[Material]
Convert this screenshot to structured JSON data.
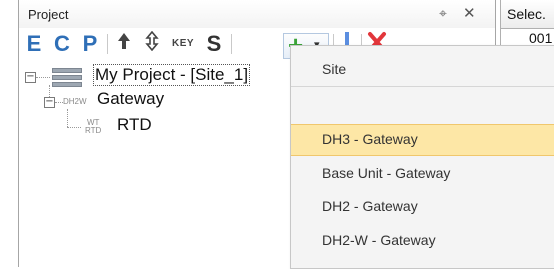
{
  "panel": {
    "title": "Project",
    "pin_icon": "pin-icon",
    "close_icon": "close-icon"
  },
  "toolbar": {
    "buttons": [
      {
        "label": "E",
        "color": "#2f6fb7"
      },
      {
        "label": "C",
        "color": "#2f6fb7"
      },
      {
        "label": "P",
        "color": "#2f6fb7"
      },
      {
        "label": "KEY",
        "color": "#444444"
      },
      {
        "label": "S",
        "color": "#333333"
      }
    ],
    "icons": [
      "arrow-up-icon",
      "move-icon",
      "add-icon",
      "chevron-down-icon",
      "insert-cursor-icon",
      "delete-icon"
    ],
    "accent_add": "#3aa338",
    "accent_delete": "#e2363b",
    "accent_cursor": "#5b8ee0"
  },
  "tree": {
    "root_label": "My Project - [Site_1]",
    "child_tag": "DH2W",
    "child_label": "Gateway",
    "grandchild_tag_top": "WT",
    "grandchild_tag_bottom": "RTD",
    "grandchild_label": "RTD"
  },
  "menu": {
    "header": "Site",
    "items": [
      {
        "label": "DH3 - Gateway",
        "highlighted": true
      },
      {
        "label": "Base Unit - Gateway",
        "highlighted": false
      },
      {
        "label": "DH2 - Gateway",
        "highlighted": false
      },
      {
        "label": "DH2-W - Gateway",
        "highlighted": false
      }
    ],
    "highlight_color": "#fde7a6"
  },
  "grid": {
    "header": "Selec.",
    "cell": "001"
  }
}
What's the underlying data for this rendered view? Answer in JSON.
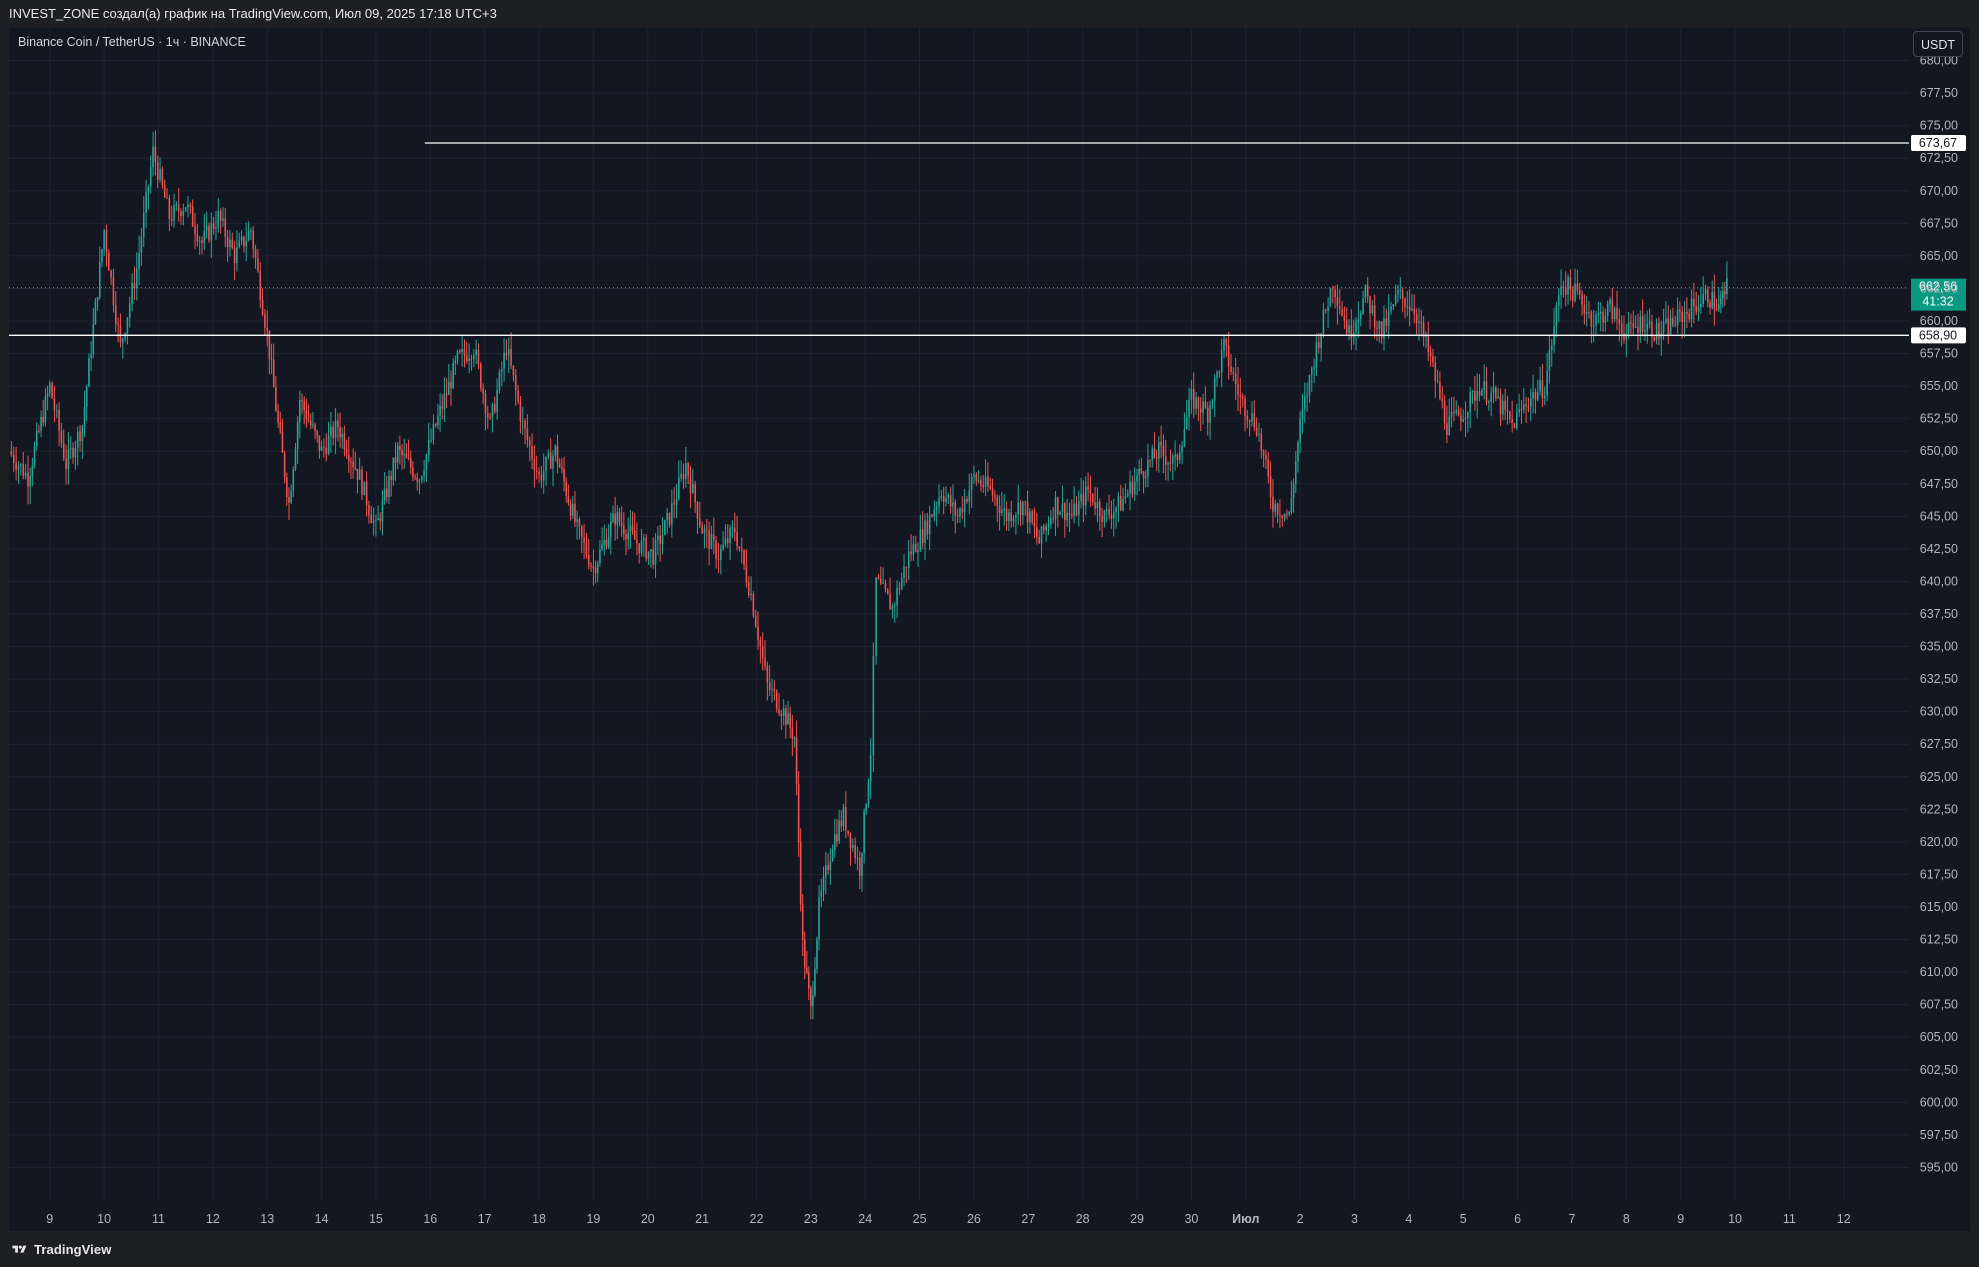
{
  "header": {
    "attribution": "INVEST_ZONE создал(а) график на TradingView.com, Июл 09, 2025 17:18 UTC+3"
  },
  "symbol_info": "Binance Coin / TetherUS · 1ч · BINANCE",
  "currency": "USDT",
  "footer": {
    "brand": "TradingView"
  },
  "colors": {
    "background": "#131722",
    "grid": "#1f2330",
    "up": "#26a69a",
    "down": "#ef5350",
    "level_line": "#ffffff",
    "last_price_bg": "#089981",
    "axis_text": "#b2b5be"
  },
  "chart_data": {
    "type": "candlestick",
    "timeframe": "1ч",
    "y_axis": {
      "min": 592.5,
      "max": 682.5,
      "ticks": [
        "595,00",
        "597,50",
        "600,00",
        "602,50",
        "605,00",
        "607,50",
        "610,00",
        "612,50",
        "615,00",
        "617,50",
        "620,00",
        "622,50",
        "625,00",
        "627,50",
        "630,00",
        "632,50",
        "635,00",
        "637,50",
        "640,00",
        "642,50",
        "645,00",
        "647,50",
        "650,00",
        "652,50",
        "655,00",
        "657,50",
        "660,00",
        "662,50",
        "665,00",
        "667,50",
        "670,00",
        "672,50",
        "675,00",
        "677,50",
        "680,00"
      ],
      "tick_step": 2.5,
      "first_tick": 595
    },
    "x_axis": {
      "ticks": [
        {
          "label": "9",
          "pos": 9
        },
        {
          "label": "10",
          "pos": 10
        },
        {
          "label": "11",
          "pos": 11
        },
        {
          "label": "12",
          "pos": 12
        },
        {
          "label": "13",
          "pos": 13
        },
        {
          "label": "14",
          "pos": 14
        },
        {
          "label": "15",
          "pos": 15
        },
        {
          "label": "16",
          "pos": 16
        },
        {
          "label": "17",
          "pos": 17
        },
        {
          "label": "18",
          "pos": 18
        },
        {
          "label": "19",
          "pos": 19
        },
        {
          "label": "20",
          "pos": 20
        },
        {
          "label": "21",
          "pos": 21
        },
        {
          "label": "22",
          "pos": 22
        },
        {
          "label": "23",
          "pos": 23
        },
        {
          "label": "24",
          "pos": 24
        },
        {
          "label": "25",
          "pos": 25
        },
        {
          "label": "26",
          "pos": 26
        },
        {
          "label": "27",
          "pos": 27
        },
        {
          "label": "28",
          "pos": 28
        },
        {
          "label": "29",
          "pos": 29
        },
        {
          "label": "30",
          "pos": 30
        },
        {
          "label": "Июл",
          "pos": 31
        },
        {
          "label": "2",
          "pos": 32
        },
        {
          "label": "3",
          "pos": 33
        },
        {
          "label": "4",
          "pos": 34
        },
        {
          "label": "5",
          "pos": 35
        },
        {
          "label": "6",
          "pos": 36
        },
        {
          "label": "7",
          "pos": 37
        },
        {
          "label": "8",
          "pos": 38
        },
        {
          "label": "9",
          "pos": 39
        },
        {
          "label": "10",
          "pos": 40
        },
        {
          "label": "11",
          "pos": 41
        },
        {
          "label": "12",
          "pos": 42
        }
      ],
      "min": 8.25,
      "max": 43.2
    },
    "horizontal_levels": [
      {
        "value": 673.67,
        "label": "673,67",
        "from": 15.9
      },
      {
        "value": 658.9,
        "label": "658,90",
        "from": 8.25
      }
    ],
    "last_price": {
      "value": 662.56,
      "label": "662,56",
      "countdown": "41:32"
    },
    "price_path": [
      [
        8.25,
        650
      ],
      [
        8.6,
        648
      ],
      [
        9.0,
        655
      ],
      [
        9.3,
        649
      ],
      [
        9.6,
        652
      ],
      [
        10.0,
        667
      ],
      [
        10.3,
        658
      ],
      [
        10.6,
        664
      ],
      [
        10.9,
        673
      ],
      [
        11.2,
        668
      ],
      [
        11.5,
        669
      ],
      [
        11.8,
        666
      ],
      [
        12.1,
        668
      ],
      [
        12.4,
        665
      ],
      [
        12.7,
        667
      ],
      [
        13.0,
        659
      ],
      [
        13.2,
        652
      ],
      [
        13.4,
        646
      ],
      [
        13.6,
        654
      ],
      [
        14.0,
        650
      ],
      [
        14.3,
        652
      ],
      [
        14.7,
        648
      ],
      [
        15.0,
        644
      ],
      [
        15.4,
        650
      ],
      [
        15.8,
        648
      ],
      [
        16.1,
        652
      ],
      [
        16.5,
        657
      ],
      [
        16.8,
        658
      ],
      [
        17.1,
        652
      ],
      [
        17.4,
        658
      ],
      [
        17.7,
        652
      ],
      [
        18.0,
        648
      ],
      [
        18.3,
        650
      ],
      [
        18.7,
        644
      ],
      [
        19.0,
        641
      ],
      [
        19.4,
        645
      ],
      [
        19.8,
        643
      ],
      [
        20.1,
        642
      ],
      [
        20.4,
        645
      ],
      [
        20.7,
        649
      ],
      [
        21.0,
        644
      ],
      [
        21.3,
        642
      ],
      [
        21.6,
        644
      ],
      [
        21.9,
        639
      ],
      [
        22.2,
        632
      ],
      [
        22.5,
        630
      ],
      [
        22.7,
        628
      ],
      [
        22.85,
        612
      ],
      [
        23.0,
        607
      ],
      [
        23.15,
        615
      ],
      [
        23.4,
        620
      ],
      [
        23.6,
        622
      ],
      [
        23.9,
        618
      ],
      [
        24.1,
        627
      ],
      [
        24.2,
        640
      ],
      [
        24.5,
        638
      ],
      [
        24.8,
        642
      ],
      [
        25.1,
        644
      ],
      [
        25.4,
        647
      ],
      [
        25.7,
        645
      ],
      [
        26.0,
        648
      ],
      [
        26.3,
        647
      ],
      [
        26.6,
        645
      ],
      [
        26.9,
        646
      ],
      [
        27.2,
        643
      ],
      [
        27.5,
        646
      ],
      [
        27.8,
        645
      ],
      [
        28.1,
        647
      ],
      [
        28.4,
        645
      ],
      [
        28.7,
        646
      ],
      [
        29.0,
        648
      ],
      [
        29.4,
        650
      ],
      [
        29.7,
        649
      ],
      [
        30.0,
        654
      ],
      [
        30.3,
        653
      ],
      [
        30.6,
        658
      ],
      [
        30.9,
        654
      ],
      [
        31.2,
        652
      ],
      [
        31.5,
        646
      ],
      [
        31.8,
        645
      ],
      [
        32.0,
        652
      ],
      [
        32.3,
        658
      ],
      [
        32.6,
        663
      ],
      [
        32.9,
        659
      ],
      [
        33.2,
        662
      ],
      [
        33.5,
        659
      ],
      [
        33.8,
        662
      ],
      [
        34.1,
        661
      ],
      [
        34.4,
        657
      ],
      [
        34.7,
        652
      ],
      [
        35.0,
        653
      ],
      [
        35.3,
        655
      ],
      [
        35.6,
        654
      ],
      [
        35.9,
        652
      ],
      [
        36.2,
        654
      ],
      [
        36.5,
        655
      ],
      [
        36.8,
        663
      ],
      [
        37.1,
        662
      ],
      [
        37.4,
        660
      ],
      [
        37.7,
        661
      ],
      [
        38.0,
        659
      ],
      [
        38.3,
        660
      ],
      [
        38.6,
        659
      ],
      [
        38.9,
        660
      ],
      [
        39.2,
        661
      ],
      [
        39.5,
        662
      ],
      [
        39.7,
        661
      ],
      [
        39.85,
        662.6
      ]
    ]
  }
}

[Task instructions]
Where a line in the entries holds the word "Project", copy that line.

[Finished exercise]
    "title": "Project",
    "root_label": "My Project - [Site_1]",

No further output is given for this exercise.